RAW DATA:
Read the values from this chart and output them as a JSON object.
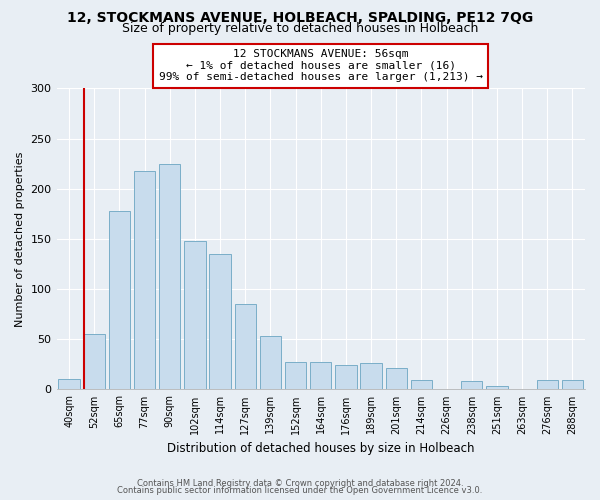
{
  "title1": "12, STOCKMANS AVENUE, HOLBEACH, SPALDING, PE12 7QG",
  "title2": "Size of property relative to detached houses in Holbeach",
  "xlabel": "Distribution of detached houses by size in Holbeach",
  "ylabel": "Number of detached properties",
  "bin_labels": [
    "40sqm",
    "52sqm",
    "65sqm",
    "77sqm",
    "90sqm",
    "102sqm",
    "114sqm",
    "127sqm",
    "139sqm",
    "152sqm",
    "164sqm",
    "176sqm",
    "189sqm",
    "201sqm",
    "214sqm",
    "226sqm",
    "238sqm",
    "251sqm",
    "263sqm",
    "276sqm",
    "288sqm"
  ],
  "bar_heights": [
    10,
    55,
    178,
    218,
    225,
    148,
    135,
    85,
    53,
    27,
    27,
    24,
    26,
    21,
    9,
    0,
    8,
    3,
    0,
    9,
    9
  ],
  "bar_color": "#c8dced",
  "bar_edge_color": "#7aaec8",
  "vline_x": 1.0,
  "vline_color": "#cc0000",
  "annotation_line1": "12 STOCKMANS AVENUE: 56sqm",
  "annotation_line2": "← 1% of detached houses are smaller (16)",
  "annotation_line3": "99% of semi-detached houses are larger (1,213) →",
  "annotation_box_color": "#ffffff",
  "annotation_box_edge": "#cc0000",
  "ylim": [
    0,
    300
  ],
  "yticks": [
    0,
    50,
    100,
    150,
    200,
    250,
    300
  ],
  "footer1": "Contains HM Land Registry data © Crown copyright and database right 2024.",
  "footer2": "Contains public sector information licensed under the Open Government Licence v3.0.",
  "bg_color": "#e8eef4",
  "plot_bg_color": "#e8eef4",
  "grid_color": "#ffffff",
  "title1_fontsize": 10,
  "title2_fontsize": 9
}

WORK TO COMPLETE: State how many lines of the listing include the word "detached". Reply with the number alone.

OUTPUT FOR THIS TASK: 5